SHORT EXERCISE
Reproduce each line of the material precisely.

#### INPUT RECORDS

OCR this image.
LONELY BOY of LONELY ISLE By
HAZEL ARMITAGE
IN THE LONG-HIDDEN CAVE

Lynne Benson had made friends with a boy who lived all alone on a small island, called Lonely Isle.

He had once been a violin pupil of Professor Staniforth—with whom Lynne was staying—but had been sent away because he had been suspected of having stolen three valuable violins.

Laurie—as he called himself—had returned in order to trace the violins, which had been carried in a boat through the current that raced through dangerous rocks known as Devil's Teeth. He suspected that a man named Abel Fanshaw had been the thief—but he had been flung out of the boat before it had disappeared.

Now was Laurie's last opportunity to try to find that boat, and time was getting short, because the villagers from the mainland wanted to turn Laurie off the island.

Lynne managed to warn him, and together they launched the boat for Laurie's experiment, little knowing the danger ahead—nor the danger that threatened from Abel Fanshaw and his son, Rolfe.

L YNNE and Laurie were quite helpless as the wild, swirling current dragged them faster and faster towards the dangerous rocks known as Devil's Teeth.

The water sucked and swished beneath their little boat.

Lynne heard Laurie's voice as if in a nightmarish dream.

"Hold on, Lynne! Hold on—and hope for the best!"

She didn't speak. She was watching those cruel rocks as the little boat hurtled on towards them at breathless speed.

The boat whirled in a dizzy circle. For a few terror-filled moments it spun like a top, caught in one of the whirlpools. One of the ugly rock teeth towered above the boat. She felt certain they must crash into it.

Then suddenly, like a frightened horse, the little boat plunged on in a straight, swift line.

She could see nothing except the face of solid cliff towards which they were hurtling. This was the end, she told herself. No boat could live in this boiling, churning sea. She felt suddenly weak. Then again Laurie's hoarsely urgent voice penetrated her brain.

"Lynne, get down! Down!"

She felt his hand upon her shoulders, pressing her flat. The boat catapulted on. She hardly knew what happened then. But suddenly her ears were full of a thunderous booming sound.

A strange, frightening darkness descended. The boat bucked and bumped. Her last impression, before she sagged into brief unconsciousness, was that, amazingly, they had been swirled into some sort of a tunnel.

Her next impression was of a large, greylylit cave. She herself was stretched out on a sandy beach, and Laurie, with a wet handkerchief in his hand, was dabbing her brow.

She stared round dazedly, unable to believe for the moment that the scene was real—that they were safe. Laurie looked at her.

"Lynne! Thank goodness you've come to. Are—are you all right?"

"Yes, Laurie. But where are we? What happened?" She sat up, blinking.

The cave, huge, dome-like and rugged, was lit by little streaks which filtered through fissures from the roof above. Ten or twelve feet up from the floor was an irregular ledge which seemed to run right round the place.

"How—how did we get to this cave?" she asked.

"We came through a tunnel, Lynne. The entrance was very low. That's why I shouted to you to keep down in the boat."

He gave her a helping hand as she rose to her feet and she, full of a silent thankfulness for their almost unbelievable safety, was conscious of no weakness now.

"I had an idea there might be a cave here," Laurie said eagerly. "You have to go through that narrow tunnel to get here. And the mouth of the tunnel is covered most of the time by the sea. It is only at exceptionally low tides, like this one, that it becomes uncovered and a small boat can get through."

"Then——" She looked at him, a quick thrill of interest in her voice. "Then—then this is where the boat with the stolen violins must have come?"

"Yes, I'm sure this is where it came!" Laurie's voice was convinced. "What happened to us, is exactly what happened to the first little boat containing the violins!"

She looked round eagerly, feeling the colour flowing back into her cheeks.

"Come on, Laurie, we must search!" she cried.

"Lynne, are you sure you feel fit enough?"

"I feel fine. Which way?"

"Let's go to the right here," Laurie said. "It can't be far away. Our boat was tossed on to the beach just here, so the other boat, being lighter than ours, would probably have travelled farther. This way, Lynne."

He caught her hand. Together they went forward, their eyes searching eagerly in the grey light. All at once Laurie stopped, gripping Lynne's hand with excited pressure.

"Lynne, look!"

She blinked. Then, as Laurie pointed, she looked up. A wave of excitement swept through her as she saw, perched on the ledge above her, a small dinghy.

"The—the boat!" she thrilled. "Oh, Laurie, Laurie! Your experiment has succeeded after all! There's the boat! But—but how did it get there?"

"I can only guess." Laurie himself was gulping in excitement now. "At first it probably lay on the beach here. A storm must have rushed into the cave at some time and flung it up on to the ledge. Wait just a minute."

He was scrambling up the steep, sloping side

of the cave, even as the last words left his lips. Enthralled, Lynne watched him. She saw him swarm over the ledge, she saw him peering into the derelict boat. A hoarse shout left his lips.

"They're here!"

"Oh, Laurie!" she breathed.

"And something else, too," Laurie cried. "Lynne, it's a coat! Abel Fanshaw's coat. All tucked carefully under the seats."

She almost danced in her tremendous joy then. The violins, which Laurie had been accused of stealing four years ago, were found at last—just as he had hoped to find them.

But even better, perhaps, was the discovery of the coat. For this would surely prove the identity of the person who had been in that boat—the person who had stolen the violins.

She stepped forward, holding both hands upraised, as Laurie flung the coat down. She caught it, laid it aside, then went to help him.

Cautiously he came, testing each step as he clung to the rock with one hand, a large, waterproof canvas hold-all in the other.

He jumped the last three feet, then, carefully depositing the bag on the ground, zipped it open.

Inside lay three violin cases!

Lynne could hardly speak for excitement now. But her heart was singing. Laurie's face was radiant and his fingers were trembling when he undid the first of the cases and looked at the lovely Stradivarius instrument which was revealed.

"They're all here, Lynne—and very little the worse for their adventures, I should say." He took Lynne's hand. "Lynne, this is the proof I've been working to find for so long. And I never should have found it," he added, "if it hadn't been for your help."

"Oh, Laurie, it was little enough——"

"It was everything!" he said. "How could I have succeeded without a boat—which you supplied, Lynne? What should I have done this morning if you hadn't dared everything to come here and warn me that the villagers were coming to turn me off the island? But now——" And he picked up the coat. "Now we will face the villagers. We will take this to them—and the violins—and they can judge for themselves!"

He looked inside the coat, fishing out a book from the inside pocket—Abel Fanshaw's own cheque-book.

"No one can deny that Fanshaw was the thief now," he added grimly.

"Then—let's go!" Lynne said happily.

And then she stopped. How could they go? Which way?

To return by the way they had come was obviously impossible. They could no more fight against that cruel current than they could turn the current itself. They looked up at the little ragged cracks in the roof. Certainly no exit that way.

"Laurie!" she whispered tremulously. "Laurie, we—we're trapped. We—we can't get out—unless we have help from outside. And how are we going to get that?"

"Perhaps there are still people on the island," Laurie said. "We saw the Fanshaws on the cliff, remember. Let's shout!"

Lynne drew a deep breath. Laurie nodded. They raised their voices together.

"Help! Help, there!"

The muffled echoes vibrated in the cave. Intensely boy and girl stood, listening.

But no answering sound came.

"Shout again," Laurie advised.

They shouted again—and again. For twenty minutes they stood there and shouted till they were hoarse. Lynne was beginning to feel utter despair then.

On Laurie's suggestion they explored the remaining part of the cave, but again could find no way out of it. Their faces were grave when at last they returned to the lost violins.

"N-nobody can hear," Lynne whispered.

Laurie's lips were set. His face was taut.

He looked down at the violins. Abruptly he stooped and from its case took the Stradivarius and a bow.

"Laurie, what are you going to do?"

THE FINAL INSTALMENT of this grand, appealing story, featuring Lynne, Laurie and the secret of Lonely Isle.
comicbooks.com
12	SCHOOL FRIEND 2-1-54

########

SOLUTION
OCR this image.
LONELY BOY of LONELY ISLE By
HAZEL ARMITAGE
IN THE LONG-HIDDEN CAVE

Lynne Benson had made friends with a boy who lived all alone on a small island, called Lonely Isle.

He had once been a violin pupil of Professor Staniforth—with whom Lynne was staying—but had been sent away because he had been suspected of having stolen three valuable violins.

Laurie—as he called himself—had returned in order to trace the violins, which had been carried in a boat through the current that raced through dangerous rocks known as Devil's Teeth. He suspected that a man named Abel Fanshaw had been the thief—but he had been flung out of the boat before it had disappeared.

Now was Laurie's last opportunity to try to find that boat, and time was getting short, because the villagers from the mainland wanted to turn Laurie off the island.

Lynne managed to warn him, and together they launched the boat for Laurie's experiment, little knowing the danger ahead—nor the danger that threatened from Abel Fanshaw and his son, Rolfe.

L YNNE and Laurie were quite helpless as the wild, swirling current dragged them faster and faster towards the dangerous rocks known as Devil's Teeth.

The water sucked and swished beneath their little boat.

Lynne heard Laurie's voice as if in a nightmarish dream.

"Hold on, Lynne! Hold on—and hope for the best!"

She didn't speak. She was watching those cruel rocks as the little boat hurtled on towards them at breathless speed.

The boat whirled in a dizzy circle. For a few terror-filled moments it spun like a top, caught in one of the whirlpools. One of the ugly rock teeth towered above the boat. She felt certain they must crash into it.

Then suddenly, like a frightened horse, the little boat plunged on in a straight, swift line.

She could see nothing except the face of solid cliff towards which they were hurtling. This was the end, she told herself. No boat could live in this boiling, churning sea. She felt suddenly weak. Then again Laurie's hoarsely urgent voice penetrated her brain.

"Lynne, get down! Down!"

She felt his hand upon her shoulders, pressing her flat. The boat catapulted on. She hardly knew what happened then. But suddenly her ears were full of a thunderous booming sound.

A strange, frightening darkness descended. The boat bucked and bumped. Her last impression, before she sagged into brief unconsciousness, was that, amazingly, they had been swirled into some sort of a tunnel.

Her next impression was of a large, greylylit cave. She herself was stretched out on a sandy beach, and Laurie, with a wet handkerchief in his hand, was dabbing her brow.

She stared round dazedly, unable to believe for the moment that the scene was real—that they were safe. Laurie looked at her.

"Lynne! Thank goodness you've come to. Are—are you all right?"

"Yes, Laurie. But where are we? What happened?" She sat up, blinking.

The cave, huge, dome-like and rugged, was lit by little streaks which filtered through fissures from the roof above. Ten or twelve feet up from the floor was an irregular ledge which seemed to run right round the place.

"How—how did we get to this cave?" she asked.

"We came through a tunnel, Lynne. The entrance was very low. That's why I shouted to you to keep down in the boat."

He gave her a helping hand as she rose to her feet and she, full of a silent thankfulness for their almost unbelievable safety, was conscious of no weakness now.

"I had an idea there might be a cave here," Laurie said eagerly. "You have to go through that narrow tunnel to get here. And the mouth of the tunnel is covered most of the time by the sea. It is only at exceptionally low tides, like this one, that it becomes uncovered and a small boat can get through."

"Then——" She looked at him, a quick thrill of interest in her voice. "Then—then this is where the boat with the stolen violins must have come?"

"Yes, I'm sure this is where it came!" Laurie's voice was convinced. "What happened to us, is exactly what happened to the first little boat containing the violins!"

She looked round eagerly, feeling the colour flowing back into her cheeks.

"Come on, Laurie, we must search!" she cried.

"Lynne, are you sure you feel fit enough?"

"I feel fine. Which way?"

"Let's go to the right here," Laurie said. "It can't be far away. Our boat was tossed on to the beach just here, so the other boat, being lighter than ours, would probably have travelled farther. This way, Lynne."

He caught her hand. Together they went forward, their eyes searching eagerly in the grey light. All at once Laurie stopped, gripping Lynne's hand with excited pressure.

"Lynne, look!"

She blinked. Then, as Laurie pointed, she looked up. A wave of excitement swept through her as she saw, perched on the ledge above her, a small dinghy.

"The—the boat!" she thrilled. "Oh, Laurie, Laurie! Your experiment has succeeded after all! There's the boat! But—but how did it get there?"

"I can only guess." Laurie himself was gulping in excitement now. "At first it probably lay on the beach here. A storm must have rushed into the cave at some time and flung it up on to the ledge. Wait just a minute."

He was scrambling up the steep, sloping side

of the cave, even as the last words left his lips. Enthralled, Lynne watched him. She saw him swarm over the ledge, she saw him peering into the derelict boat. A hoarse shout left his lips.

"They're here!"

"Oh, Laurie!" she breathed.

"And something else, too," Laurie cried. "Lynne, it's a coat! Abel Fanshaw's coat. All tucked carefully under the seats."

She almost danced in her tremendous joy then. The violins, which Laurie had been accused of stealing four years ago, were found at last—just as he had hoped to find them.

But even better, perhaps, was the discovery of the coat. For this would surely prove the identity of the person who had been in that boat—the person who had stolen the violins.

She stepped forward, holding both hands upraised, as Laurie flung the coat down. She caught it, laid it aside, then went to help him.

Cautiously he came, testing each step as he clung to the rock with one hand, a large, waterproof canvas hold-all in the other.

He jumped the last three feet, then, carefully depositing the bag on the ground, zipped it open.

Inside lay three violin cases!

Lynne could hardly speak for excitement now. But her heart was singing. Laurie's face was radiant and his fingers were trembling when he undid the first of the cases and looked at the lovely Stradivarius instrument which was revealed.

"They're all here, Lynne—and very little the worse for their adventures, I should say." He took Lynne's hand. "Lynne, this is the proof I've been working to find for so long. And I never should have found it," he added, "if it hadn't been for your help."

"Oh, Laurie, it was little enough——"

"It was everything!" he said. "How could I have succeeded without a boat—which you supplied, Lynne? What should I have done this morning if you hadn't dared everything to come here and warn me that the villagers were coming to turn me off the island? But now——" And he picked up the coat. "Now we will face the villagers. We will take this to them—and the violins—and they can judge for themselves!"

He looked inside the coat, fishing out a book from the inside pocket—Abel Fanshaw's own cheque-book.

"No one can deny that Fanshaw was the thief now," he added grimly.

"Then—let's go!" Lynne said happily.

And then she stopped. How could they go? Which way?

To return by the way they had come was obviously impossible. They could no more fight against that cruel current than they could turn the current itself. They looked up at the little ragged cracks in the roof. Certainly no exit that way.

"Laurie!" she whispered tremulously. "Laurie, we—we're trapped. We—we can't get out—unless we have help from outside. And how are we going to get that?"

"Perhaps there are still people on the island," Laurie said. "We saw the Fanshaws on the cliff, remember. Let's shout!"

Lynne drew a deep breath. Laurie nodded. They raised their voices together.

"Help! Help, there!"

The muffled echoes vibrated in the cave. Intensely boy and girl stood, listening.

But no answering sound came.

"Shout again," Laurie advised.

They shouted again—and again. For twenty minutes they stood there and shouted till they were hoarse. Lynne was beginning to feel utter despair then.

On Laurie's suggestion they explored the remaining part of the cave, but again could find no way out of it. Their faces were grave when at last they returned to the lost violins.

"N-nobody can hear," Lynne whispered.

Laurie's lips were set. His face was taut.

He looked down at the violins. Abruptly he stooped and from its case took the Stradivarius and a bow.

"Laurie, what are you going to do?"

THE FINAL INSTALMENT of this grand, appealing story, featuring Lynne, Laurie and the secret of Lonely Isle.
comicbooks.com
12	SCHOOL FRIEND 2-1-54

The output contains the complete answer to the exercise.